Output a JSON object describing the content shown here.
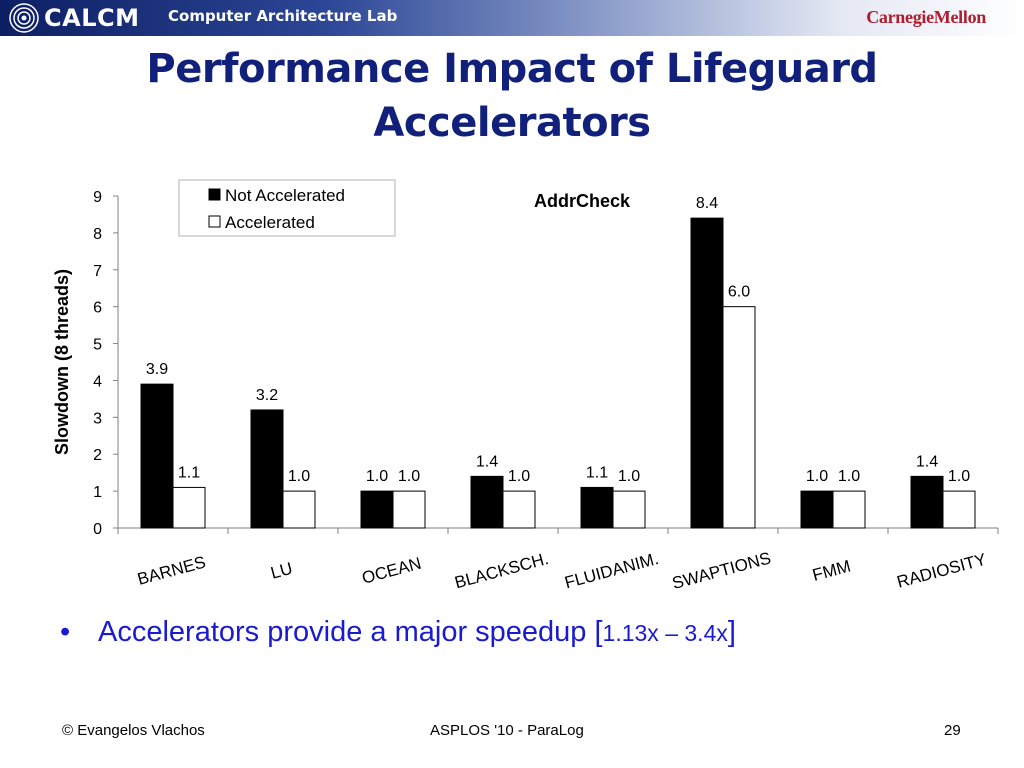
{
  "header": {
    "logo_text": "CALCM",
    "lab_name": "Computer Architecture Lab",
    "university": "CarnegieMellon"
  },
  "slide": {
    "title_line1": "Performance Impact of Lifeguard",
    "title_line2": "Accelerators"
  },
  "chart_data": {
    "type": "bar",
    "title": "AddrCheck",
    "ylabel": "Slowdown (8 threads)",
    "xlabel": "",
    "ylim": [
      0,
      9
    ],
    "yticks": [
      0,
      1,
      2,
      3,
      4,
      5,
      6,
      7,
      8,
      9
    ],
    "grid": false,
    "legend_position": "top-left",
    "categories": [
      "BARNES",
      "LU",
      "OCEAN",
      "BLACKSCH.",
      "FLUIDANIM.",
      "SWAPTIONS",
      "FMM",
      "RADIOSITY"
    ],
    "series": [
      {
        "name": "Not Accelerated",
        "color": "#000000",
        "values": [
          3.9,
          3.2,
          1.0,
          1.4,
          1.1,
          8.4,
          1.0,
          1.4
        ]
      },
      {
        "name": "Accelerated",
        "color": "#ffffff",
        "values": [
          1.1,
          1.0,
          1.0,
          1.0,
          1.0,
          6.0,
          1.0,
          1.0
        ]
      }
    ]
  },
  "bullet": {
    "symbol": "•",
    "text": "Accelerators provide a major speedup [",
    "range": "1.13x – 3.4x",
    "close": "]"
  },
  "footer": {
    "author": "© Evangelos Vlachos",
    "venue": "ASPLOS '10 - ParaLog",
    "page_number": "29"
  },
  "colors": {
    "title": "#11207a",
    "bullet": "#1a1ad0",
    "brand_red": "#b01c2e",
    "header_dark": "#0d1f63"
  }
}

..............................

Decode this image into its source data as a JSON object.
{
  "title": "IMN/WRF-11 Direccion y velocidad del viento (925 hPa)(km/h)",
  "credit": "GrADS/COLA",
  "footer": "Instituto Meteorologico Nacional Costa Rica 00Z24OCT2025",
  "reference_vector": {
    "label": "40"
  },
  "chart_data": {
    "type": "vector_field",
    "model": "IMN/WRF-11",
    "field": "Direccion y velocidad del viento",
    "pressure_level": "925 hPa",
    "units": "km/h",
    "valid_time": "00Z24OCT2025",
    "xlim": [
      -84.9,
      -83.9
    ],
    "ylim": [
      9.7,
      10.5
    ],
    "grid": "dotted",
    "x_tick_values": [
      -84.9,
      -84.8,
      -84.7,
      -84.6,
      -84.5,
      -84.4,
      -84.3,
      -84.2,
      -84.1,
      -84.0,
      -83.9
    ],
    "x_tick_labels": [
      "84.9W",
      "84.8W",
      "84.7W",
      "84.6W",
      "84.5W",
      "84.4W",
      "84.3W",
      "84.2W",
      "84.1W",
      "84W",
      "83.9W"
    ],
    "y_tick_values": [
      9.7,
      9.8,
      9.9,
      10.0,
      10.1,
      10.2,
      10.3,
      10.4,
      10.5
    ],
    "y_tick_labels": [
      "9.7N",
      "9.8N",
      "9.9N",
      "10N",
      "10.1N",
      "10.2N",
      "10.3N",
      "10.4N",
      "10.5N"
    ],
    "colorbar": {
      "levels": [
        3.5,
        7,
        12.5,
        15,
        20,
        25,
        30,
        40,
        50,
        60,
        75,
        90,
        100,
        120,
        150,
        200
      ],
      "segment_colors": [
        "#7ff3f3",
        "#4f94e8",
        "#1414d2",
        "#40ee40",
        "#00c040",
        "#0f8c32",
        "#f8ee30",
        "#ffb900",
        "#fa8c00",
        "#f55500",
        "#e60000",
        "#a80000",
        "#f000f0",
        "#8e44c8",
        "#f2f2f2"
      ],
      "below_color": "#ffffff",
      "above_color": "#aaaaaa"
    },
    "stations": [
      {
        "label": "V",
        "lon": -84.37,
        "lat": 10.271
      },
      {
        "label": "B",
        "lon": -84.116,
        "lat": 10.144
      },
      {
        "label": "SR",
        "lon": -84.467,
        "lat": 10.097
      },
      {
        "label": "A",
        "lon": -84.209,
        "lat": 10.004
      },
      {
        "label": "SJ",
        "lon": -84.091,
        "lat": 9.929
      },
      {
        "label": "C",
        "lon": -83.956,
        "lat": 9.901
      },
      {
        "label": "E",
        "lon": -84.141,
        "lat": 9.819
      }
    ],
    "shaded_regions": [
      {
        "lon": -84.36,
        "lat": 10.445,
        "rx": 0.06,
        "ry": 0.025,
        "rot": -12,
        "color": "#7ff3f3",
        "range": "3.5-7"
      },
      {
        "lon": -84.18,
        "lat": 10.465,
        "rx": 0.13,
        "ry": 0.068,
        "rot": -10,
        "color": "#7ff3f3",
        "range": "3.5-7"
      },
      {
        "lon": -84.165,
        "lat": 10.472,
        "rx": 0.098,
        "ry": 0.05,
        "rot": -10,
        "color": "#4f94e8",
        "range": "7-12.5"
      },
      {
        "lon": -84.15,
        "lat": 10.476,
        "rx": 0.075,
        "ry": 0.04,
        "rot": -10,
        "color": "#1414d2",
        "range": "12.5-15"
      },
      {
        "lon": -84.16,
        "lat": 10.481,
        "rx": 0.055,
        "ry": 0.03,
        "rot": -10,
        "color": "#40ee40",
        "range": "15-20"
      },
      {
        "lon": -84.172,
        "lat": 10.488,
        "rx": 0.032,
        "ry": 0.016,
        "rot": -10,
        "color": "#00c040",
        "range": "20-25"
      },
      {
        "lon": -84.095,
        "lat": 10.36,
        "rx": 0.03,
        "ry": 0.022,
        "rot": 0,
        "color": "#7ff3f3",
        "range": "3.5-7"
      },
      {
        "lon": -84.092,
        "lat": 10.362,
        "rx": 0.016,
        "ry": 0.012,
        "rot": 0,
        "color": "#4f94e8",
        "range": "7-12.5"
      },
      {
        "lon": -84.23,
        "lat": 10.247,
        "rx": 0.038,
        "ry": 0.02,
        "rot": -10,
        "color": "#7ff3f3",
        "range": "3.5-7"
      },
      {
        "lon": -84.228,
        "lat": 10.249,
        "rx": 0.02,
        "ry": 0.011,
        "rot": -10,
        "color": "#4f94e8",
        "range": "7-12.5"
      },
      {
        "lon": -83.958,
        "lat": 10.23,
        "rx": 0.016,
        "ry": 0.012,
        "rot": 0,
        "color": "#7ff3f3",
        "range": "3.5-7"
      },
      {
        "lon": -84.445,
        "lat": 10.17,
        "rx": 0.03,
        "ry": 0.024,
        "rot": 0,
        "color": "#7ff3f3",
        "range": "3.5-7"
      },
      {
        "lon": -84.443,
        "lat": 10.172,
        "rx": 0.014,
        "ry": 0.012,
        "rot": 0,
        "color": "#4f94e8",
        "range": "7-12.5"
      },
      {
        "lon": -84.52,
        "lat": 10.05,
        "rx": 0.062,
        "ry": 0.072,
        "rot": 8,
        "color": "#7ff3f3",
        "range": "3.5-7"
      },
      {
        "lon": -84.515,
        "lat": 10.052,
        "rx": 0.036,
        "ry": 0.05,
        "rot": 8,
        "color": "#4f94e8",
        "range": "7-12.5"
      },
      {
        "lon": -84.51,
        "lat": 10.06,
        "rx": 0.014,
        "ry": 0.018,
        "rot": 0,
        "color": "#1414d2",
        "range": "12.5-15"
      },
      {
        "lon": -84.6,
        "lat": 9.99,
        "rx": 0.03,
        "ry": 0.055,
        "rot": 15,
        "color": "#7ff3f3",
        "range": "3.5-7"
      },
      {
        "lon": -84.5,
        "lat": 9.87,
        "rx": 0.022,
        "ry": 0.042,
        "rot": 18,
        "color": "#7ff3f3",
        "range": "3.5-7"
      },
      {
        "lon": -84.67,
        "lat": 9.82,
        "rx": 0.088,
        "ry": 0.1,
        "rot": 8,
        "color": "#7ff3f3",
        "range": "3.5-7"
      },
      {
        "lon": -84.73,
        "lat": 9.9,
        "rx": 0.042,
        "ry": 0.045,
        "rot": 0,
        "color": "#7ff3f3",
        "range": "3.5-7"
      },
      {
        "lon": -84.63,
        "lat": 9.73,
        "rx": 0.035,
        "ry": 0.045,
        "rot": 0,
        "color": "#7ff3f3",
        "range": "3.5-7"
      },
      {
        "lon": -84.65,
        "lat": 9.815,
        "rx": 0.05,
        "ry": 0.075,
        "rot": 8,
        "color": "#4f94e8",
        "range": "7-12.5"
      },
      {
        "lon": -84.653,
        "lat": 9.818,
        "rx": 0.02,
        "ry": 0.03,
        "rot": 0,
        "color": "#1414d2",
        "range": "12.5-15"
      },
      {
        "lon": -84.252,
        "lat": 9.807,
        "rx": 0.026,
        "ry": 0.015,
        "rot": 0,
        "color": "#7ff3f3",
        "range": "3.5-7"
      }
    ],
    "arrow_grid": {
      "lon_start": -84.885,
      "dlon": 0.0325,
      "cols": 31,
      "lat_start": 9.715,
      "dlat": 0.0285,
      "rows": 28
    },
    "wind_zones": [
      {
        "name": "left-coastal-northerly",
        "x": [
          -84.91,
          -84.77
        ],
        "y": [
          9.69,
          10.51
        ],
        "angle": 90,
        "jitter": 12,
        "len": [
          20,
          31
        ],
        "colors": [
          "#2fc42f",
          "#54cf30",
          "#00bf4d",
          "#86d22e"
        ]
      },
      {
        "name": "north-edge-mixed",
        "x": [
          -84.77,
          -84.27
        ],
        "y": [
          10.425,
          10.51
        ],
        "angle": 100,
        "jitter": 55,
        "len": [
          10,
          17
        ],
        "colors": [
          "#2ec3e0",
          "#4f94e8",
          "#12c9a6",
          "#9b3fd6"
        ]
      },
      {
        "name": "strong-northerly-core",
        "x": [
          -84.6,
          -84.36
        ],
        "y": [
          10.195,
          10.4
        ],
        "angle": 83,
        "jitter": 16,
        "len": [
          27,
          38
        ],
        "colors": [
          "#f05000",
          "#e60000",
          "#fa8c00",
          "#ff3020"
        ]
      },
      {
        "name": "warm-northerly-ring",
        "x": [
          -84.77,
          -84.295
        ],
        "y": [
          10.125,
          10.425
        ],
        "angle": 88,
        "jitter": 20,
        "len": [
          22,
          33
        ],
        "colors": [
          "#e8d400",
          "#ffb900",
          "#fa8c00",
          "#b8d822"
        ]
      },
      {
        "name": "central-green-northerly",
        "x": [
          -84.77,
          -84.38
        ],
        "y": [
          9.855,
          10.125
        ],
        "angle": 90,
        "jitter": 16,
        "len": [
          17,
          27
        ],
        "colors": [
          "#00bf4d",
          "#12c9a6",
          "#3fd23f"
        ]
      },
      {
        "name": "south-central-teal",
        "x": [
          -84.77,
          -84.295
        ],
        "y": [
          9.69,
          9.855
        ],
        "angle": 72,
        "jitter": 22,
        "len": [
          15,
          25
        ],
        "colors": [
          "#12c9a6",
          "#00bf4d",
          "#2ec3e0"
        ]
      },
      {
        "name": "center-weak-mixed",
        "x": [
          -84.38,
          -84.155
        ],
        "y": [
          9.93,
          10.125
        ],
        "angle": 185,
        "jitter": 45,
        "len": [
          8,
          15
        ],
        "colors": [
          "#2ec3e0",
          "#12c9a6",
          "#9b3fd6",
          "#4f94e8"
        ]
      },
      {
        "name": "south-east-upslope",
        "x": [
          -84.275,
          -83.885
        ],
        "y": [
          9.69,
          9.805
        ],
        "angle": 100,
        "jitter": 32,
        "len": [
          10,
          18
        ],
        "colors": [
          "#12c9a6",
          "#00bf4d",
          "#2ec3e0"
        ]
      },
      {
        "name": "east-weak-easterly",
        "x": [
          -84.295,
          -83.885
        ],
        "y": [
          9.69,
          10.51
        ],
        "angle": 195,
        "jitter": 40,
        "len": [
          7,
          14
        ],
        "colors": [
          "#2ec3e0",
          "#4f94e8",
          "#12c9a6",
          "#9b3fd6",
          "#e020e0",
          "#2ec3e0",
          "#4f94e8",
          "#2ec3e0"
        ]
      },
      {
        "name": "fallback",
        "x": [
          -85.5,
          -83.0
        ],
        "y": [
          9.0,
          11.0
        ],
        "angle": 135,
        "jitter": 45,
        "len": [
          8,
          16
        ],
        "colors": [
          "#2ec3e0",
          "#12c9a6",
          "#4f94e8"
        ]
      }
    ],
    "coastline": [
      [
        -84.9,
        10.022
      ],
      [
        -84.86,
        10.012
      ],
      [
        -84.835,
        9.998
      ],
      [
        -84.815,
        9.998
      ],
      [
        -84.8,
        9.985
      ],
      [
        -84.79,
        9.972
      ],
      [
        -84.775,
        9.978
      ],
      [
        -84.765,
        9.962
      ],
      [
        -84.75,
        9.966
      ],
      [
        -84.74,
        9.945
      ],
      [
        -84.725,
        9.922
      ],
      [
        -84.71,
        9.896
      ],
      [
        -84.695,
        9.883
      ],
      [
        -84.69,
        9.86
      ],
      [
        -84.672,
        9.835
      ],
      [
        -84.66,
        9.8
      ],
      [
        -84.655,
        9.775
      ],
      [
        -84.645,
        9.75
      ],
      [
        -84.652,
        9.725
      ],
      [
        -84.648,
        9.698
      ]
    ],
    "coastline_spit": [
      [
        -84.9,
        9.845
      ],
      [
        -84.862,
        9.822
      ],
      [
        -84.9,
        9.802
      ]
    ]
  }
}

..............................

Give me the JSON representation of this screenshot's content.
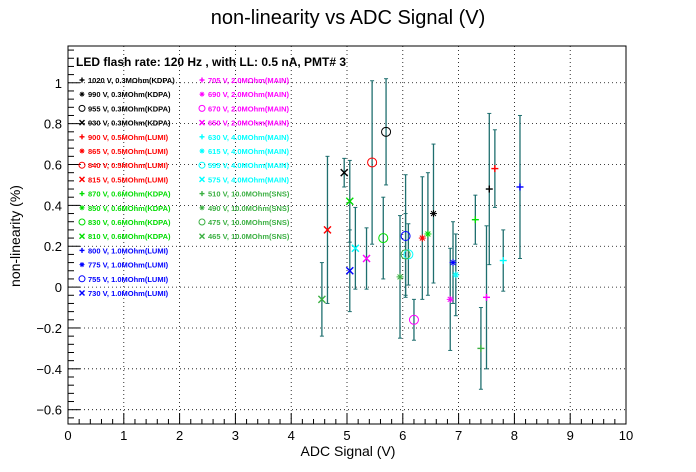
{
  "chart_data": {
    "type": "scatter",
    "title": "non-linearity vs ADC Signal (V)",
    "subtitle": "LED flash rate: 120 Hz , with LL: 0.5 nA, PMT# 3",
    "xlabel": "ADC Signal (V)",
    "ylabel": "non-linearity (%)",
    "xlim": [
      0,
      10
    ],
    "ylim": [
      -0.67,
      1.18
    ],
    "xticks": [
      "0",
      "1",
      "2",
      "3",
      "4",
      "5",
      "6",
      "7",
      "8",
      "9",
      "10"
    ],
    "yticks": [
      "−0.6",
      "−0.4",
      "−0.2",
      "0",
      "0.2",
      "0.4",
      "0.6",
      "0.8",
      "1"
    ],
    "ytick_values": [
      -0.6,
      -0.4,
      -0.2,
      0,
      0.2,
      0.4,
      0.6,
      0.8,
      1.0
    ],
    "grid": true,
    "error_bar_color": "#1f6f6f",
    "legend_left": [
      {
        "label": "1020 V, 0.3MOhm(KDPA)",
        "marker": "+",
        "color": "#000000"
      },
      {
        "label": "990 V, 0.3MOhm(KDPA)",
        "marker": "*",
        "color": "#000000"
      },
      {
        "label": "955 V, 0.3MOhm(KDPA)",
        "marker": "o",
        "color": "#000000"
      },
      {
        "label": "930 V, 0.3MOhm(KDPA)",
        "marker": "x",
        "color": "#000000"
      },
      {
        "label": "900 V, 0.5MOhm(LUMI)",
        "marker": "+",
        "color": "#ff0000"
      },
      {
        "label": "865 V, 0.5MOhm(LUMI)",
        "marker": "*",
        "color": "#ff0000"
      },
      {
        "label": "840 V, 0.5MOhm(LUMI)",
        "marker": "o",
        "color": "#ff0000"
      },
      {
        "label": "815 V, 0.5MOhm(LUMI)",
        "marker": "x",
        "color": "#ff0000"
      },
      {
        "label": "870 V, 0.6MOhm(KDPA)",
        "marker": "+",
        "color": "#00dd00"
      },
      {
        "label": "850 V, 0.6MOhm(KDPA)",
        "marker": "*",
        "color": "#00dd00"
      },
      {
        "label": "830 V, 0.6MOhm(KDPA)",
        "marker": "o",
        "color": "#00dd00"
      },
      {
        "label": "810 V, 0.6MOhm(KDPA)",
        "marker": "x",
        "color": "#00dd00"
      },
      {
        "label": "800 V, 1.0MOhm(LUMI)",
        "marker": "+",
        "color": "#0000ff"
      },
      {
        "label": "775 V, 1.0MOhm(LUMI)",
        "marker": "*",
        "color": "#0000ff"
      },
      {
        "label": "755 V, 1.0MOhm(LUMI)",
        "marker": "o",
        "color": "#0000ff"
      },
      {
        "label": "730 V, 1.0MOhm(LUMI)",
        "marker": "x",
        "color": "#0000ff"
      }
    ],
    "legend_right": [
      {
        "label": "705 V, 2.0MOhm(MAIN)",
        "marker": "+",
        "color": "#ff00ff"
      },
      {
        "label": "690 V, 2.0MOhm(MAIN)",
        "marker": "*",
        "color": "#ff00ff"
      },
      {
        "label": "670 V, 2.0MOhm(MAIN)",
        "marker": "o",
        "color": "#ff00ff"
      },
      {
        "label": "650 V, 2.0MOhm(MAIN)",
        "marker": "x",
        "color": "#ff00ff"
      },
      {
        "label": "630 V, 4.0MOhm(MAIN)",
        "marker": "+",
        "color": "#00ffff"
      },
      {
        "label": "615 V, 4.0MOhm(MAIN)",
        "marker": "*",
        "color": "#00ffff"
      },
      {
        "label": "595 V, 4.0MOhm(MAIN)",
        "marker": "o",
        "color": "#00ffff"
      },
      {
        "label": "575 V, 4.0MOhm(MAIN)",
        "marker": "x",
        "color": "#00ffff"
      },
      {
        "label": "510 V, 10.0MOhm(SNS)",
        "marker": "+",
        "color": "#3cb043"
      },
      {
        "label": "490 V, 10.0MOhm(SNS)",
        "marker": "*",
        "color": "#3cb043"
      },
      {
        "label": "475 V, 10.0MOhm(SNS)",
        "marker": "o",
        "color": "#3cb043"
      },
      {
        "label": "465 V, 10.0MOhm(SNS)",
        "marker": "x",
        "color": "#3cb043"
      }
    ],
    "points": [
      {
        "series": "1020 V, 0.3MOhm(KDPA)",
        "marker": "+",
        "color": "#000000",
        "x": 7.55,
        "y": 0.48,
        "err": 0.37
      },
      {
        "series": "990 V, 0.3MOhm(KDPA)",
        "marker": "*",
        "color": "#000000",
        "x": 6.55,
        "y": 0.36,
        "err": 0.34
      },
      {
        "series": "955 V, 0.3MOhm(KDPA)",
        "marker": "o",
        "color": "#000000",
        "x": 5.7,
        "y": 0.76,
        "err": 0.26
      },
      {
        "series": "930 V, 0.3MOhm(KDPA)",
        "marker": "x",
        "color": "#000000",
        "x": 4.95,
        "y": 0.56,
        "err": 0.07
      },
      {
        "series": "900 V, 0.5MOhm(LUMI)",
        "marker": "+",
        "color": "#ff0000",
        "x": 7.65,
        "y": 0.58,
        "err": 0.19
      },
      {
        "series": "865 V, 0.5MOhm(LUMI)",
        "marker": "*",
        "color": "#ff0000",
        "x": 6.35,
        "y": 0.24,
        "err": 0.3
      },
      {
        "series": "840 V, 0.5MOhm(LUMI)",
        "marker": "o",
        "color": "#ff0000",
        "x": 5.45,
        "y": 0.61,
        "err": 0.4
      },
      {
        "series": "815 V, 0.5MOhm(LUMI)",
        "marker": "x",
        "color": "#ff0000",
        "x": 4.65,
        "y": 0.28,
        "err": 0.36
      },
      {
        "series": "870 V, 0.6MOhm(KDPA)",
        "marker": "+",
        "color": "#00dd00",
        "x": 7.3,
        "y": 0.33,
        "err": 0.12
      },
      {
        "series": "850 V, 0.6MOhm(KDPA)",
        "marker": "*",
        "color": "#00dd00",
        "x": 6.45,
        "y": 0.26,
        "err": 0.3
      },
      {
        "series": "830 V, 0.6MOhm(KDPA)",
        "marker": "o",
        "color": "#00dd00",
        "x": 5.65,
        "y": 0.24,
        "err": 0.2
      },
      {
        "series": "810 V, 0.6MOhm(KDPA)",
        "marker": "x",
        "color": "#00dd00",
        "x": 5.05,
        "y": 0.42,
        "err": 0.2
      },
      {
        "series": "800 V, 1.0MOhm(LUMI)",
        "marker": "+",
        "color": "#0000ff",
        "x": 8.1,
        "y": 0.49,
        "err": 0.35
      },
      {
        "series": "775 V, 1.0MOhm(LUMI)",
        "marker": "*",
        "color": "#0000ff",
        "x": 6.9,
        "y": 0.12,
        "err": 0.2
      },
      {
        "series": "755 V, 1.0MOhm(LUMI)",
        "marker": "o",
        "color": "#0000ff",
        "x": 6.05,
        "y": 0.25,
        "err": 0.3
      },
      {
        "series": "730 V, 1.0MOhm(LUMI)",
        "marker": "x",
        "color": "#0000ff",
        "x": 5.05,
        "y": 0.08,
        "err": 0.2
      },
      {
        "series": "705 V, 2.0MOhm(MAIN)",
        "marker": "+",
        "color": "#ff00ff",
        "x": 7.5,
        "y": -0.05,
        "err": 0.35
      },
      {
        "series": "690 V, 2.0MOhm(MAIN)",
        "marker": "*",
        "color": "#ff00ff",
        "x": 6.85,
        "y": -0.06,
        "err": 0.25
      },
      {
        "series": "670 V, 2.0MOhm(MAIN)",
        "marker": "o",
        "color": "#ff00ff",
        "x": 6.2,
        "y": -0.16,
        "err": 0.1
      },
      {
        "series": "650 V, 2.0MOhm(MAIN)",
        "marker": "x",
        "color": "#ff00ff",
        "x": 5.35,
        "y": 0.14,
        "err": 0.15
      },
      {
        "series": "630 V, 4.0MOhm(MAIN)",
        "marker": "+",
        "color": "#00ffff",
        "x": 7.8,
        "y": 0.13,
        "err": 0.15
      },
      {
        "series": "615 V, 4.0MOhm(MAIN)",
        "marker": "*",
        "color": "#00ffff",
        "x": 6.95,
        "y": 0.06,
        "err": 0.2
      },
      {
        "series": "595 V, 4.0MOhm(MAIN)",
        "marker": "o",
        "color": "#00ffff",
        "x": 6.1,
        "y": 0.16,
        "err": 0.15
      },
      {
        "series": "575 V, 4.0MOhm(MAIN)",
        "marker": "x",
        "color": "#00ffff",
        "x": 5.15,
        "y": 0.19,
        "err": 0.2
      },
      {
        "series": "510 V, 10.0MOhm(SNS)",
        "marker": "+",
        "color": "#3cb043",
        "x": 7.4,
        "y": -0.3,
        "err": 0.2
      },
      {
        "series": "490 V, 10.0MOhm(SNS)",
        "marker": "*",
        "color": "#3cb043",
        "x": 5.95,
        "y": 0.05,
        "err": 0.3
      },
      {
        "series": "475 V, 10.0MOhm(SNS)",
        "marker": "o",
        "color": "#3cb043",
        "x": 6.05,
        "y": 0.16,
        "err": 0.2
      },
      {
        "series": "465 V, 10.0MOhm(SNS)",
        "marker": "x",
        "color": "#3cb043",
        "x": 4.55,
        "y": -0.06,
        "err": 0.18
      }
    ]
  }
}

..............................

▸ WHAT YOU SHOULD DO
Go through the records line by line and count those containing the string "jitter". Give only the total.

▸ FINISHED EXERCISE
10